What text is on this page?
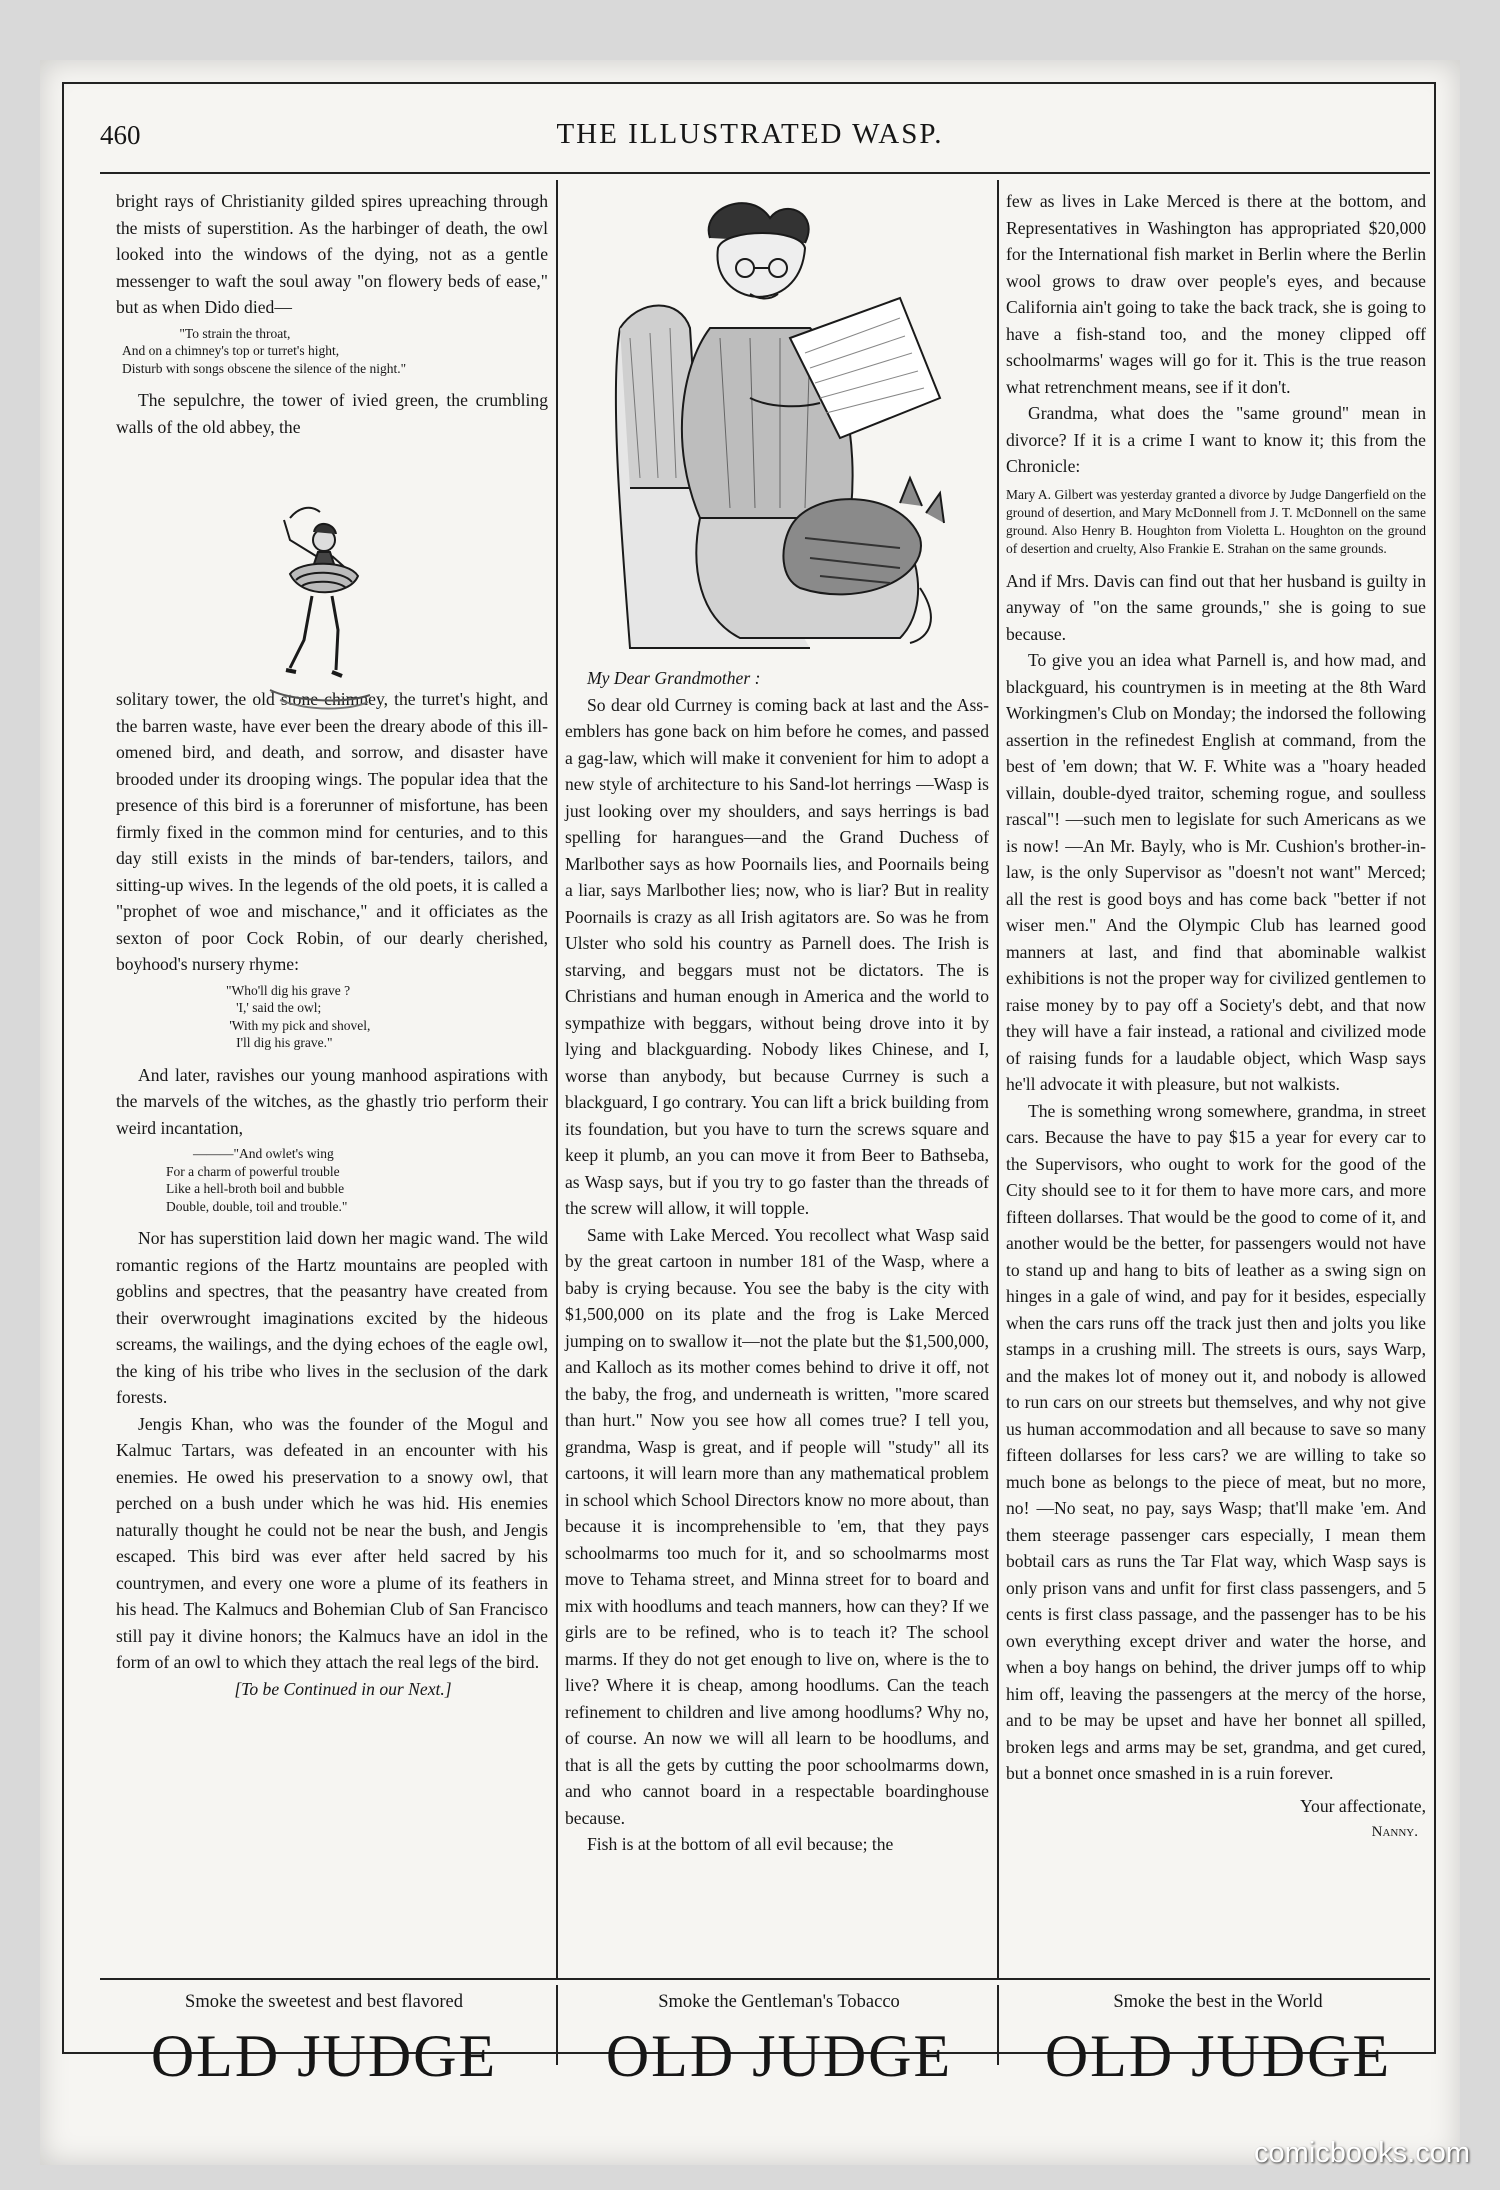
460	THE ILLUSTRATED WASP.

bright rays of Christianity gilded spires upreaching through the mists of superstition. As the harbinger of death, the owl looked into the windows of the dying, not as a gentle messenger to waft the soul away "on flowery beds of ease," but as when Dido died—

"To strain the throat,
And on a chimney's top or turret's hight,
Disturb with songs obscene the silence of the night."

The sepulchre, the tower of ivied green, the crumbling walls of the old abbey, the

solitary tower, the old stone chimney, the turret's hight, and the barren waste, have ever been the dreary abode of this ill-omened bird, and death, and sorrow, and disaster have brooded under its drooping wings. The popular idea that the presence of this bird is a forerunner of misfortune, has been firmly fixed in the common mind for centuries, and to this day still exists in the minds of bar-tenders, tailors, and sitting-up wives. In the legends of the old poets, it is called a "prophet of woe and mischance," and it officiates as the sexton of poor Cock Robin, of our dearly cherished, boyhood's nursery rhyme:

"Who'll dig his grave ?
'I,' said the owl;
'With my pick and shovel,
I'll dig his grave."

And later, ravishes our young manhood aspirations with the marvels of the witches, as the ghastly trio perform their weird incantation,

———"And owlet's wing
For a charm of powerful trouble
Like a hell-broth boil and bubble
Double, double, toil and trouble."

Nor has superstition laid down her magic wand. The wild romantic regions of the Hartz mountains are peopled with goblins and spectres, that the peasantry have created from their overwrought imaginations excited by the hideous screams, the wailings, and the dying echoes of the eagle owl, the king of his tribe who lives in the seclusion of the dark forests.

Jengis Khan, who was the founder of the Mogul and Kalmuc Tartars, was defeated in an encounter with his enemies. He owed his preservation to a snowy owl, that perched on a bush under which he was hid. His enemies naturally thought he could not be near the bush, and Jengis escaped. This bird was ever after held sacred by his countrymen, and every one wore a plume of its feathers in his head. The Kalmucs and Bohemian Club of San Francisco still pay it divine honors; the Kalmucs have an idol in the form of an owl to which they attach the real legs of the bird.

[To be Continued in our Next.]

My Dear Grandmother :

So dear old Currney is coming back at last and the Ass-emblers has gone back on him before he comes, and passed a gag-law, which will make it convenient for him to adopt a new style of architecture to his Sand-lot herrings —Wasp is just looking over my shoulders, and says herrings is bad spelling for harangues—and the Grand Duchess of Marlbother says as how Poornails lies, and Poornails being a liar, says Marlbother lies; now, who is liar? But in reality Poornails is crazy as all Irish agitators are. So was he from Ulster who sold his country as Parnell does. The Irish is starving, and beggars must not be dictators. The is Christians and human enough in America and the world to sympathize with beggars, without being drove into it by lying and blackguarding. Nobody likes Chinese, and I, worse than anybody, but because Currney is such a blackguard, I go contrary. You can lift a brick building from its foundation, but you have to turn the screws square and keep it plumb, an you can move it from Beer to Bathseba, as Wasp says, but if you try to go faster than the threads of the screw will allow, it will topple.

Same with Lake Merced. You recollect what Wasp said by the great cartoon in number 181 of the Wasp, where a baby is crying because. You see the baby is the city with $1,500,000 on its plate and the frog is Lake Merced jumping on to swallow it—not the plate but the $1,500,000, and Kalloch as its mother comes behind to drive it off, not the baby, the frog, and underneath is written, "more scared than hurt." Now you see how all comes true? I tell you, grandma, Wasp is great, and if people will "study" all its cartoons, it will learn more than any mathematical problem in school which School Directors know no more about, than because it is incomprehensible to 'em, that they pays schoolmarms too much for it, and so schoolmarms most move to Tehama street, and Minna street for to board and mix with hoodlums and teach manners, how can they? If we girls are to be refined, who is to teach it? The school marms. If they do not get enough to live on, where is the to live? Where it is cheap, among hoodlums. Can the teach refinement to children and live among hoodlums? Why no, of course. An now we will all learn to be hoodlums, and that is all the gets by cutting the poor schoolmarms down, and who cannot board in a respectable boardinghouse because.

Fish is at the bottom of all evil because; the

few as lives in Lake Merced is there at the bottom, and Representatives in Washington has appropriated $20,000 for the International fish market in Berlin where the Berlin wool grows to draw over people's eyes, and because California ain't going to take the back track, she is going to have a fish-stand too, and the money clipped off schoolmarms' wages will go for it. This is the true reason what retrenchment means, see if it don't.

Grandma, what does the "same ground" mean in divorce? If it is a crime I want to know it; this from the Chronicle:

Mary A. Gilbert was yesterday granted a divorce by Judge Dangerfield on the ground of desertion, and Mary McDonnell from J. T. McDonnell on the same ground. Also Henry B. Houghton from Violetta L. Houghton on the ground of desertion and cruelty, Also Frankie E. Strahan on the same grounds.

And if Mrs. Davis can find out that her husband is guilty in anyway of "on the same grounds," she is going to sue because.

To give you an idea what Parnell is, and how mad, and blackguard, his countrymen is in meeting at the 8th Ward Workingmen's Club on Monday; the indorsed the following assertion in the refinedest English at command, from the best of 'em down; that W. F. White was a "hoary headed villain, double-dyed traitor, scheming rogue, and soulless rascal"! —such men to legislate for such Americans as we is now! —An Mr. Bayly, who is Mr. Cushion's brother-in-law, is the only Supervisor as "doesn't not want" Merced; all the rest is good boys and has come back "better if not wiser men." And the Olympic Club has learned good manners at last, and find that abominable walkist exhibitions is not the proper way for civilized gentlemen to raise money by to pay off a Society's debt, and that now they will have a fair instead, a rational and civilized mode of raising funds for a laudable object, which Wasp says he'll advocate it with pleasure, but not walkists.

The is something wrong somewhere, grandma, in street cars. Because the have to pay $15 a year for every car to the Supervisors, who ought to work for the good of the City should see to it for them to have more cars, and more fifteen dollarses. That would be the good to come of it, and another would be the better, for passengers would not have to stand up and hang to bits of leather as a swing sign on hinges in a gale of wind, and pay for it besides, especially when the cars runs off the track just then and jolts you like stamps in a crushing mill. The streets is ours, says Warp, and the makes lot of money out it, and nobody is allowed to run cars on our streets but themselves, and why not give us human accommodation and all because to save so many fifteen dollarses for less cars? we are willing to take so much bone as belongs to the piece of meat, but no more, no! —No seat, no pay, says Wasp; that'll make 'em. And them steerage passenger cars especially, I mean them bobtail cars as runs the Tar Flat way, which Wasp says is only prison vans and unfit for first class passengers, and 5 cents is first class passage, and the passenger has to be his own everything except driver and water the horse, and when a boy hangs on behind, the driver jumps off to whip him off, leaving the passengers at the mercy of the horse, and to be may be upset and have her bonnet all spilled, broken legs and arms may be set, grandma, and get cured, but a bonnet once smashed in is a ruin forever.

Your affectionate,
Nanny.
Smoke the sweetest and best flavored
OLD JUDGE
Smoke the Gentleman's Tobacco
OLD JUDGE
Smoke the best in the World
OLD JUDGE
comicbooks.com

:: Request ::
Copy the records exactly. Skip the pictures.

:: Correct answer ::
What text is on this page?
460	THE ILLUSTRATED WASP.

bright rays of Christianity gilded spires upreaching through the mists of superstition. As the harbinger of death, the owl looked into the windows of the dying, not as a gentle messenger to waft the soul away "on flowery beds of ease," but as when Dido died—

"To strain the throat,
And on a chimney's top or turret's hight,
Disturb with songs obscene the silence of the night."

The sepulchre, the tower of ivied green, the crumbling walls of the old abbey, the

solitary tower, the old stone chimney, the turret's hight, and the barren waste, have ever been the dreary abode of this ill-omened bird, and death, and sorrow, and disaster have brooded under its drooping wings. The popular idea that the presence of this bird is a forerunner of misfortune, has been firmly fixed in the common mind for centuries, and to this day still exists in the minds of bar-tenders, tailors, and sitting-up wives. In the legends of the old poets, it is called a "prophet of woe and mischance," and it officiates as the sexton of poor Cock Robin, of our dearly cherished, boyhood's nursery rhyme:

"Who'll dig his grave ?
'I,' said the owl;
'With my pick and shovel,
I'll dig his grave."

And later, ravishes our young manhood aspirations with the marvels of the witches, as the ghastly trio perform their weird incantation,

———"And owlet's wing
For a charm of powerful trouble
Like a hell-broth boil and bubble
Double, double, toil and trouble."

Nor has superstition laid down her magic wand. The wild romantic regions of the Hartz mountains are peopled with goblins and spectres, that the peasantry have created from their overwrought imaginations excited by the hideous screams, the wailings, and the dying echoes of the eagle owl, the king of his tribe who lives in the seclusion of the dark forests.

Jengis Khan, who was the founder of the Mogul and Kalmuc Tartars, was defeated in an encounter with his enemies. He owed his preservation to a snowy owl, that perched on a bush under which he was hid. His enemies naturally thought he could not be near the bush, and Jengis escaped. This bird was ever after held sacred by his countrymen, and every one wore a plume of its feathers in his head. The Kalmucs and Bohemian Club of San Francisco still pay it divine honors; the Kalmucs have an idol in the form of an owl to which they attach the real legs of the bird.

[To be Continued in our Next.]

My Dear Grandmother :

So dear old Currney is coming back at last and the Ass-emblers has gone back on him before he comes, and passed a gag-law, which will make it convenient for him to adopt a new style of architecture to his Sand-lot herrings —Wasp is just looking over my shoulders, and says herrings is bad spelling for harangues—and the Grand Duchess of Marlbother says as how Poornails lies, and Poornails being a liar, says Marlbother lies; now, who is liar? But in reality Poornails is crazy as all Irish agitators are. So was he from Ulster who sold his country as Parnell does. The Irish is starving, and beggars must not be dictators. The is Christians and human enough in America and the world to sympathize with beggars, without being drove into it by lying and blackguarding. Nobody likes Chinese, and I, worse than anybody, but because Currney is such a blackguard, I go contrary. You can lift a brick building from its foundation, but you have to turn the screws square and keep it plumb, an you can move it from Beer to Bathseba, as Wasp says, but if you try to go faster than the threads of the screw will allow, it will topple.

Same with Lake Merced. You recollect what Wasp said by the great cartoon in number 181 of the Wasp, where a baby is crying because. You see the baby is the city with $1,500,000 on its plate and the frog is Lake Merced jumping on to swallow it—not the plate but the $1,500,000, and Kalloch as its mother comes behind to drive it off, not the baby, the frog, and underneath is written, "more scared than hurt." Now you see how all comes true? I tell you, grandma, Wasp is great, and if people will "study" all its cartoons, it will learn more than any mathematical problem in school which School Directors know no more about, than because it is incomprehensible to 'em, that they pays schoolmarms too much for it, and so schoolmarms most move to Tehama street, and Minna street for to board and mix with hoodlums and teach manners, how can they? If we girls are to be refined, who is to teach it? The school marms. If they do not get enough to live on, where is the to live? Where it is cheap, among hoodlums. Can the teach refinement to children and live among hoodlums? Why no, of course. An now we will all learn to be hoodlums, and that is all the gets by cutting the poor schoolmarms down, and who cannot board in a respectable boardinghouse because.

Fish is at the bottom of all evil because; the

few as lives in Lake Merced is there at the bottom, and Representatives in Washington has appropriated $20,000 for the International fish market in Berlin where the Berlin wool grows to draw over people's eyes, and because California ain't going to take the back track, she is going to have a fish-stand too, and the money clipped off schoolmarms' wages will go for it. This is the true reason what retrenchment means, see if it don't.

Grandma, what does the "same ground" mean in divorce? If it is a crime I want to know it; this from the Chronicle:

Mary A. Gilbert was yesterday granted a divorce by Judge Dangerfield on the ground of desertion, and Mary McDonnell from J. T. McDonnell on the same ground. Also Henry B. Houghton from Violetta L. Houghton on the ground of desertion and cruelty, Also Frankie E. Strahan on the same grounds.

And if Mrs. Davis can find out that her husband is guilty in anyway of "on the same grounds," she is going to sue because.

To give you an idea what Parnell is, and how mad, and blackguard, his countrymen is in meeting at the 8th Ward Workingmen's Club on Monday; the indorsed the following assertion in the refinedest English at command, from the best of 'em down; that W. F. White was a "hoary headed villain, double-dyed traitor, scheming rogue, and soulless rascal"! —such men to legislate for such Americans as we is now! —An Mr. Bayly, who is Mr. Cushion's brother-in-law, is the only Supervisor as "doesn't not want" Merced; all the rest is good boys and has come back "better if not wiser men." And the Olympic Club has learned good manners at last, and find that abominable walkist exhibitions is not the proper way for civilized gentlemen to raise money by to pay off a Society's debt, and that now they will have a fair instead, a rational and civilized mode of raising funds for a laudable object, which Wasp says he'll advocate it with pleasure, but not walkists.

The is something wrong somewhere, grandma, in street cars. Because the have to pay $15 a year for every car to the Supervisors, who ought to work for the good of the City should see to it for them to have more cars, and more fifteen dollarses. That would be the good to come of it, and another would be the better, for passengers would not have to stand up and hang to bits of leather as a swing sign on hinges in a gale of wind, and pay for it besides, especially when the cars runs off the track just then and jolts you like stamps in a crushing mill. The streets is ours, says Warp, and the makes lot of money out it, and nobody is allowed to run cars on our streets but themselves, and why not give us human accommodation and all because to save so many fifteen dollarses for less cars? we are willing to take so much bone as belongs to the piece of meat, but no more, no! —No seat, no pay, says Wasp; that'll make 'em. And them steerage passenger cars especially, I mean them bobtail cars as runs the Tar Flat way, which Wasp says is only prison vans and unfit for first class passengers, and 5 cents is first class passage, and the passenger has to be his own everything except driver and water the horse, and when a boy hangs on behind, the driver jumps off to whip him off, leaving the passengers at the mercy of the horse, and to be may be upset and have her bonnet all spilled, broken legs and arms may be set, grandma, and get cured, but a bonnet once smashed in is a ruin forever.

Your affectionate,
Nanny.
Smoke the sweetest and best flavored
OLD JUDGE
Smoke the Gentleman's Tobacco
OLD JUDGE
Smoke the best in the World
OLD JUDGE
comicbooks.com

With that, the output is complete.